TRECHO DO DOCUMENTO:
────────

8 de março de 2010

Amor, meditação e morte...


"Se você amou, então seu amor permanece.
Se você meditou, então sua meditação permanece. Tudo que você obteve em seu mundo interior permanece, tudo que você armazenou em seu mundo exterior se vai.
A morte pode pegar apenas aquilo que você possui; ela não pode pegar aquilo que você é.

Você possui dinheiro, poder, e isso ela pegará. Você não possui meditação, pois não se trata de ter algo a ser possuído por você, mas de uma qualidade do seu ser. Ela é você!
Você não possui o amor; ele não é uma posse, ele é ser. A riqueza interior irá com você e a exterior será retirada. Devido ao exterior pertencer ao corpo, o corpo cairá e todo o mundo exterior cairá e desaparecerá com ele.

Estes são os três pontos para se tornar iluminado: um é o amor, outro é a meditação e o terceiro é a morte. E a morte é o maior, pois é o mais natural.
Amor...pode ou não acontecer, não é uma inevitabilidade. Milhões de pessoas decidem viver sem amor. Elas vivem, mas nunca amam, portanto esse não é um fenômeno necessário; ele pode ser evitado.

E meditação - você precisa penetrar nela, fazer esforços, buscar e procurar- ela é árdua. Muito poucas pessoas fazem essa aventura. Nesse sentido o amor é mais natural, pois é algo embutido em seu ser. A meditação não é embutida. As pessoas perdem mesmo o amor, o que dizer da meditação? Menos pessoas ainda vão na direção da meditação.

────────

DADOS FORNECIDOS:
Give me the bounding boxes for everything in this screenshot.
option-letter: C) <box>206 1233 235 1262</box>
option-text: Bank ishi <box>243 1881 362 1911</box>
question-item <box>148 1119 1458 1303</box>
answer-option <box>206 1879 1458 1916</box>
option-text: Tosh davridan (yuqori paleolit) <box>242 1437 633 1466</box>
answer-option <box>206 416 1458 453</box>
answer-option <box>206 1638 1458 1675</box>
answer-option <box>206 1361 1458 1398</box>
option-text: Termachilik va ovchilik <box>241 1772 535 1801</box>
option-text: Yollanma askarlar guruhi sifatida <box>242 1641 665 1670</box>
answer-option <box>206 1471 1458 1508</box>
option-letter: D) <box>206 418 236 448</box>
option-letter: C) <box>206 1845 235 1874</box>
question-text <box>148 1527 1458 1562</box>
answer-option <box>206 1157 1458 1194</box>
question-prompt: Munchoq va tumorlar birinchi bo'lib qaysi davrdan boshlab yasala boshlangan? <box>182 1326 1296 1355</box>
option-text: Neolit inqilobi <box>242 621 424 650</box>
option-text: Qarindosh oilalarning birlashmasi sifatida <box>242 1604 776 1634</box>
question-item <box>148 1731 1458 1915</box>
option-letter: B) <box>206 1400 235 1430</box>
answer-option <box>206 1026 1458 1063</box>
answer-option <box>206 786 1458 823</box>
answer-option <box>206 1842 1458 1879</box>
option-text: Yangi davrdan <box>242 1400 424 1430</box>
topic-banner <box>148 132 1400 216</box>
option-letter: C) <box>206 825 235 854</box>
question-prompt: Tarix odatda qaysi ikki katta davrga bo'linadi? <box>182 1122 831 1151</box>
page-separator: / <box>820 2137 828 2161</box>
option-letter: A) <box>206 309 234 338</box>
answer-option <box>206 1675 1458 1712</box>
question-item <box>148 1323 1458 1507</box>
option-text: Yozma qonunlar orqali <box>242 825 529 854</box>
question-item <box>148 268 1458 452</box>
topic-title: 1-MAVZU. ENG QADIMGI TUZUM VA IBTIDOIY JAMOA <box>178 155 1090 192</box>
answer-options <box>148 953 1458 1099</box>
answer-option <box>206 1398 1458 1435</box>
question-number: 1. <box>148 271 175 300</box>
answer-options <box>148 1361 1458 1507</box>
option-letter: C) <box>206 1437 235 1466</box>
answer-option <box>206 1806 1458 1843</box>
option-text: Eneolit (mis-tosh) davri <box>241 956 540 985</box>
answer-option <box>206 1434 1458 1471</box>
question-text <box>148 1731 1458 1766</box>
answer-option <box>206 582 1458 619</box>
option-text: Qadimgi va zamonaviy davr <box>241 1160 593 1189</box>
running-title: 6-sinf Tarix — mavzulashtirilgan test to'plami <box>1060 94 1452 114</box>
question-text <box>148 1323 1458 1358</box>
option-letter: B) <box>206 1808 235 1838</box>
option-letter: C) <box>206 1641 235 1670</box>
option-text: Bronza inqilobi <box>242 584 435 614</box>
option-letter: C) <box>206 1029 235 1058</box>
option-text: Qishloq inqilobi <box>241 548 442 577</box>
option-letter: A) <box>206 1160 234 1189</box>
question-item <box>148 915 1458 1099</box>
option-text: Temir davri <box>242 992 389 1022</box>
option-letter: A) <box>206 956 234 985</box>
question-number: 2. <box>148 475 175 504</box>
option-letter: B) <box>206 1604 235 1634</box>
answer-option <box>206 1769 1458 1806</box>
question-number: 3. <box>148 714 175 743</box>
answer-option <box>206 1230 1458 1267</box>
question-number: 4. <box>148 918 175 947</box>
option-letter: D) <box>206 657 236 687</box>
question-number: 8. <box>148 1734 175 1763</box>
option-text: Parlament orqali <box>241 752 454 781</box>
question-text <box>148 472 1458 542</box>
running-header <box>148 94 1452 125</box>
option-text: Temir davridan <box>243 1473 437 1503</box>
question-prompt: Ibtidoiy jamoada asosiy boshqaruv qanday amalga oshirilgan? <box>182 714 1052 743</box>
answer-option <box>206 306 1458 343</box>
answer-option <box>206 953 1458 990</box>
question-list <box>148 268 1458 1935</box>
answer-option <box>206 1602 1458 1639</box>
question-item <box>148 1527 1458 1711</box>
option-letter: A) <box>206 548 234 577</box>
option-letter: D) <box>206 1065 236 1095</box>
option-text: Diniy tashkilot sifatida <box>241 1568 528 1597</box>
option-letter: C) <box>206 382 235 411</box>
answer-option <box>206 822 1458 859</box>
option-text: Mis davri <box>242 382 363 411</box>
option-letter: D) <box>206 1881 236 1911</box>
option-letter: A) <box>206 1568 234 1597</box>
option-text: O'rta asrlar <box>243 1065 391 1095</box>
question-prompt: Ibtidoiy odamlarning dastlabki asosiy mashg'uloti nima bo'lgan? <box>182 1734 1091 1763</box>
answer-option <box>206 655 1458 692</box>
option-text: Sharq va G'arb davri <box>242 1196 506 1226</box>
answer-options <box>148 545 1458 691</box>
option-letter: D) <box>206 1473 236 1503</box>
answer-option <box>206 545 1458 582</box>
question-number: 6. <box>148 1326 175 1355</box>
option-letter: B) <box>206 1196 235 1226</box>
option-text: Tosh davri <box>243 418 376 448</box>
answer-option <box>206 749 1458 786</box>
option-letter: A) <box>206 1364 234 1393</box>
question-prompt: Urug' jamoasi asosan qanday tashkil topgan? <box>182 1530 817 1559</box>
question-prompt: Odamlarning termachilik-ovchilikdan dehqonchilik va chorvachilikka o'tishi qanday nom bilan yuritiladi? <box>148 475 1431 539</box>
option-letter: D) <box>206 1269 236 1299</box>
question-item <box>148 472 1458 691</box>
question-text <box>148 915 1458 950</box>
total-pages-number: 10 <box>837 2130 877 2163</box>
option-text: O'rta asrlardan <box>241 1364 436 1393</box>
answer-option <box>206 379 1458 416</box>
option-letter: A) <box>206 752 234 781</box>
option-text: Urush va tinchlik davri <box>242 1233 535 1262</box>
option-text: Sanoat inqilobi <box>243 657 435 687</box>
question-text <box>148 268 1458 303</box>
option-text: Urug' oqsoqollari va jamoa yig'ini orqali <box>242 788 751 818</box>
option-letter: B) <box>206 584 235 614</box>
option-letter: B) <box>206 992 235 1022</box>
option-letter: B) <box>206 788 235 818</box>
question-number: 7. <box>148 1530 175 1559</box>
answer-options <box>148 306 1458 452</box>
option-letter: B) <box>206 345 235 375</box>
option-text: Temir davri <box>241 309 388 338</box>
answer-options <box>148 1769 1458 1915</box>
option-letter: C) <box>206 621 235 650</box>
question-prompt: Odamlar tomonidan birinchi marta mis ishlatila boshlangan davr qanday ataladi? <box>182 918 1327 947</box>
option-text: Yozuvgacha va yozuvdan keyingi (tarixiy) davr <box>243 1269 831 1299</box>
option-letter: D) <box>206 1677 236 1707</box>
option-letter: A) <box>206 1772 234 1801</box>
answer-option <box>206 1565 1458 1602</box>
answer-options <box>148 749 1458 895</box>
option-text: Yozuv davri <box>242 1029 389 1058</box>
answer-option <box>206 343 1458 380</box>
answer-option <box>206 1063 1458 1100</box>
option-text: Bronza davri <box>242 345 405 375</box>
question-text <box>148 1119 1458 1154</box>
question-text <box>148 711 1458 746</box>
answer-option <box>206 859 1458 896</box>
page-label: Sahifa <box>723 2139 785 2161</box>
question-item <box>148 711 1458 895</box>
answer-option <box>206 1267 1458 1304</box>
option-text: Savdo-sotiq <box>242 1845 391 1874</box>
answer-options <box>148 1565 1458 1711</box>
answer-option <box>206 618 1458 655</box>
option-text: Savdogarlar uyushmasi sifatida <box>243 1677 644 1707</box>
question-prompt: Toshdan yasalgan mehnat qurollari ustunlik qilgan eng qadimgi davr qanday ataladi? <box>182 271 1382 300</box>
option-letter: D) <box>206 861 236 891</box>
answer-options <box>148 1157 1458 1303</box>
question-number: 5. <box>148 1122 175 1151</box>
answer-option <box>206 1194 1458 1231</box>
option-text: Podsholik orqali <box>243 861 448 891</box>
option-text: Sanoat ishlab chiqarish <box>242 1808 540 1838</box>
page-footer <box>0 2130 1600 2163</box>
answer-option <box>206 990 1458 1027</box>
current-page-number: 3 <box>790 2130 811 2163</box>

────────

PROBLEMAS A RESOLVER:
[a] Reproduza o trecho do texto sobre amor, meditação e morte entre "8 de março de" e "exterior se vai.", inclusive.
[b] No texto sobre amor, meditação e morte, qual dos três pontos para se tornar iluminado é apontado como o maior, e por quê?
[c] Prossiga com o texto sobre amor, meditação e morte a partir do ponto em que ele termina.
Os itens são um material à parte, independente do texto.

RESPOSTAS ESCRITAS:
[a]
8 de março de 2010

Amor, meditação e morte...


"Se você amou, então seu amor permanece.
Se você meditou, então sua meditação permanece. Tudo que você obteve em seu mundo interior permanece, tudo que você armazenou em seu mundo exterior se vai.

[b] A morte, por ser o mais natural.

[c]
Mas a morte é inevitável; não se pode evitá-la, escolhê-la. Ela está aí. Todos devem passar por ela; ela é absoluta, não há como esquivar. Tudo que se pode fazer é penetrar nela dançando ou relutando, se apegando à vida. Se você for relutante, você perderá a experiência da morte. Se você for alegremente, você terá a experiência da morte. Perder tal experiência é perder Deus, pois na morte, o amor e a meditação desabrocham automaticamente.
A morte retira seu corpo - de repente noventa por cento de sua vida evapora. A morte retira sua mente, então o dez por cento remanescente também se vai. Somente permanece a testemunha - meditação é isso. (...) ela não é mais um relacionamento, e se torna um estado de ser.
A morte simplesmente purifica seu amor e seu estado meditativo.
Sua consciência e seu amor são ambos banhados e afloram absolutamente limpos e purificados na morte.
Se você for alegremente, a morte pode se tornar seu samadhi."